Problem>
Your task is to write out the complete listing exactly as it is shown.

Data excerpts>
^^^^^^^^^^^^^^^^

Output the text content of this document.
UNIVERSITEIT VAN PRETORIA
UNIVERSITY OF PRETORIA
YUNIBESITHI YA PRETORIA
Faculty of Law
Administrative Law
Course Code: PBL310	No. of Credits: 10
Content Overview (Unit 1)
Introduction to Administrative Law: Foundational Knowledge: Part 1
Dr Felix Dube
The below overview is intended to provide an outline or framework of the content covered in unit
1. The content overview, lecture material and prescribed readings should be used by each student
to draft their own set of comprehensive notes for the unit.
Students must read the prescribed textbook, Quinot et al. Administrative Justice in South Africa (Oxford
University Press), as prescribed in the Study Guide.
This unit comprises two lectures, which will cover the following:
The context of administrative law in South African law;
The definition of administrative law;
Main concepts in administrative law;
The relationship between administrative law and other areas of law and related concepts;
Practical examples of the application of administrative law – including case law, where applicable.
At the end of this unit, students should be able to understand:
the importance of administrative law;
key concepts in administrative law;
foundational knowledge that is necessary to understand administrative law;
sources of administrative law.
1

^^^^^^^^^^^^^^^^

Worked answer>
Output the text content of this document.
UNIVERSITEIT VAN PRETORIA
UNIVERSITY OF PRETORIA
YUNIBESITHI YA PRETORIA
Faculty of Law
Administrative Law
Course Code: PBL310	No. of Credits: 10
Content Overview (Unit 1)
Introduction to Administrative Law: Foundational Knowledge: Part 1
Dr Felix Dube
The below overview is intended to provide an outline or framework of the content covered in unit
1. The content overview, lecture material and prescribed readings should be used by each student
to draft their own set of comprehensive notes for the unit.
Students must read the prescribed textbook, Quinot et al. Administrative Justice in South Africa (Oxford
University Press), as prescribed in the Study Guide.
This unit comprises two lectures, which will cover the following:
The context of administrative law in South African law;
The definition of administrative law;
Main concepts in administrative law;
The relationship between administrative law and other areas of law and related concepts;
Practical examples of the application of administrative law – including case law, where applicable.
At the end of this unit, students should be able to understand:
the importance of administrative law;
key concepts in administrative law;
foundational knowledge that is necessary to understand administrative law;
sources of administrative law.
1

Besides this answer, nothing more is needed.